Input material

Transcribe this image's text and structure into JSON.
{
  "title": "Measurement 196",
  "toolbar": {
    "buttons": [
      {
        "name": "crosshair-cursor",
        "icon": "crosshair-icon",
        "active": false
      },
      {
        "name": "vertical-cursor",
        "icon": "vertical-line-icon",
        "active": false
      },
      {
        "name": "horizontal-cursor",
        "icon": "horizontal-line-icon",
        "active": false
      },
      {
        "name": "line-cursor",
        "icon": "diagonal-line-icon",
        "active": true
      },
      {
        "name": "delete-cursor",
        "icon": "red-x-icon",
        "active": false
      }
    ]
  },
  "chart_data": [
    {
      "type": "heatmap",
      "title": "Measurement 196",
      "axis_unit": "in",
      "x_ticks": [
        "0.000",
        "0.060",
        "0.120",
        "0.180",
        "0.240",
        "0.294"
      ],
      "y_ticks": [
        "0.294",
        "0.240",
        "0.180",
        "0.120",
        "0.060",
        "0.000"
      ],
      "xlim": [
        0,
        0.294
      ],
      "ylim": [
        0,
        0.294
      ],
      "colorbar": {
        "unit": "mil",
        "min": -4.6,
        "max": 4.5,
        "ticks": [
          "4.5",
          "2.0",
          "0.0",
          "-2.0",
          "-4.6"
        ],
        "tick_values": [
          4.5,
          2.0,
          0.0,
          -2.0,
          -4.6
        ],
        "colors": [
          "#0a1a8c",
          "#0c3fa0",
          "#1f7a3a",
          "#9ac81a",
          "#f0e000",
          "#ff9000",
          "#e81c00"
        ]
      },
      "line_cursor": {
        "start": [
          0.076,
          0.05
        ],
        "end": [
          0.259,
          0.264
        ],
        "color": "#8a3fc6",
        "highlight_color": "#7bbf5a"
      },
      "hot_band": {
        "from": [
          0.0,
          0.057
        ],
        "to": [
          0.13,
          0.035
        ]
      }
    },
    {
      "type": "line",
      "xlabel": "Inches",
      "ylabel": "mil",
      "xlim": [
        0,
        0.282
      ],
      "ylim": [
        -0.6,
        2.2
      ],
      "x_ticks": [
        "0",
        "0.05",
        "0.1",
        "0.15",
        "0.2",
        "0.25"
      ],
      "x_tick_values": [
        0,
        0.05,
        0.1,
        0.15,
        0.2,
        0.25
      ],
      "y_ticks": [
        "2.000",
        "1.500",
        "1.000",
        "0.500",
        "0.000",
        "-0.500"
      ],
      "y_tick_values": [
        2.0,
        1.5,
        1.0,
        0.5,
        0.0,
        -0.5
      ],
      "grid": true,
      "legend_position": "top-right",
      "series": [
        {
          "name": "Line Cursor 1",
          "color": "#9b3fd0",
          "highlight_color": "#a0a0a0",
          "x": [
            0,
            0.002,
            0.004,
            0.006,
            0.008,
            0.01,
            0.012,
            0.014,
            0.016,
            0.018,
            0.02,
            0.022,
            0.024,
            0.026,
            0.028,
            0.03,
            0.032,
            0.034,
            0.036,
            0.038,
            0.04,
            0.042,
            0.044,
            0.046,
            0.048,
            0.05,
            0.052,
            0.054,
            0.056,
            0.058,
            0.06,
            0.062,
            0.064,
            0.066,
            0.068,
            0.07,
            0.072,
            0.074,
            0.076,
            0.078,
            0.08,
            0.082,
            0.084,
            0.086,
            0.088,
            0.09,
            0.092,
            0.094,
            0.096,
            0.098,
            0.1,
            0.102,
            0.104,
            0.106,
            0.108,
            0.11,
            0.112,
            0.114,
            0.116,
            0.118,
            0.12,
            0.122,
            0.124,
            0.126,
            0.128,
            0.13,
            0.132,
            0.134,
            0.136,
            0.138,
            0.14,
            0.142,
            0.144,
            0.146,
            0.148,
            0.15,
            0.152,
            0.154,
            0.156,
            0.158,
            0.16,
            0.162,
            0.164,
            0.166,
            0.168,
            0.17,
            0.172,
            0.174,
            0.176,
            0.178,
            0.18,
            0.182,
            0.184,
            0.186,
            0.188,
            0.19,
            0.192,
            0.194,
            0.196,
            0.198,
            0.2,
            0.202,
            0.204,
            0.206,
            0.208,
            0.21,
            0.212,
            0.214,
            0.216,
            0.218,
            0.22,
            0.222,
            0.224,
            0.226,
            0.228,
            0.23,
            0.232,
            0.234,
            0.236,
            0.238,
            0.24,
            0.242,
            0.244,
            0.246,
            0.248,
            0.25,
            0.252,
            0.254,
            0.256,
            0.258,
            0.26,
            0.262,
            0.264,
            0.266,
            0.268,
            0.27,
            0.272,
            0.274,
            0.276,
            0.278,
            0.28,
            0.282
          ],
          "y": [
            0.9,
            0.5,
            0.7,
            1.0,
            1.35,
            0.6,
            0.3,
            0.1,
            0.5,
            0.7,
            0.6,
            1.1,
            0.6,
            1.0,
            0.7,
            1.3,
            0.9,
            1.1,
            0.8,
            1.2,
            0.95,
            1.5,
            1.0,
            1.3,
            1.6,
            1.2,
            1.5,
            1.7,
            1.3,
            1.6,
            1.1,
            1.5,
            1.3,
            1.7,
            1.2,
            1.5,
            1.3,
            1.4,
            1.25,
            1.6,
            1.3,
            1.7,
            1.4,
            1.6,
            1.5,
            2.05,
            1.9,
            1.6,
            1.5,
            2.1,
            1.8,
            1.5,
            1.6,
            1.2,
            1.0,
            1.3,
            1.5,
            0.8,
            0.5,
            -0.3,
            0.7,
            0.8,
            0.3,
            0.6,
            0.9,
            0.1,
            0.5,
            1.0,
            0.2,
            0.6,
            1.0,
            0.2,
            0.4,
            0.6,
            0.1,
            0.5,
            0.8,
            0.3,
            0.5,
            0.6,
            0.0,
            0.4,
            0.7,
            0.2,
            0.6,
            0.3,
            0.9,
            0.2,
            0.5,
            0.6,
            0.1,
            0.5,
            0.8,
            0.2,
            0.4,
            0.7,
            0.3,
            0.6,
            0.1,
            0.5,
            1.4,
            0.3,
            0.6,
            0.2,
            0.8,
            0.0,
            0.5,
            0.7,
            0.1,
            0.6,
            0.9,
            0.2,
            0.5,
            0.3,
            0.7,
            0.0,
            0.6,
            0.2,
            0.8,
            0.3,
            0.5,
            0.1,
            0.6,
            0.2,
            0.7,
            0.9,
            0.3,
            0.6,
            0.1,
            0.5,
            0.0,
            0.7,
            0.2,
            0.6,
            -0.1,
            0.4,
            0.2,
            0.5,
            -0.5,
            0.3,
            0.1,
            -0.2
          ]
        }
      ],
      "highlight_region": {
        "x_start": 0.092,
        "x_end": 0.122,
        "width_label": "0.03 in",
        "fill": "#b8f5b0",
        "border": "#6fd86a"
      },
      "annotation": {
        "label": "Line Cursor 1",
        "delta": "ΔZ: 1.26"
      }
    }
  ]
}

Aim of the exercise
Collect every line above that contains the word "horizontal".

Exercise answer
        "name": "horizontal-cursor",
        "icon": "horizontal-line-icon",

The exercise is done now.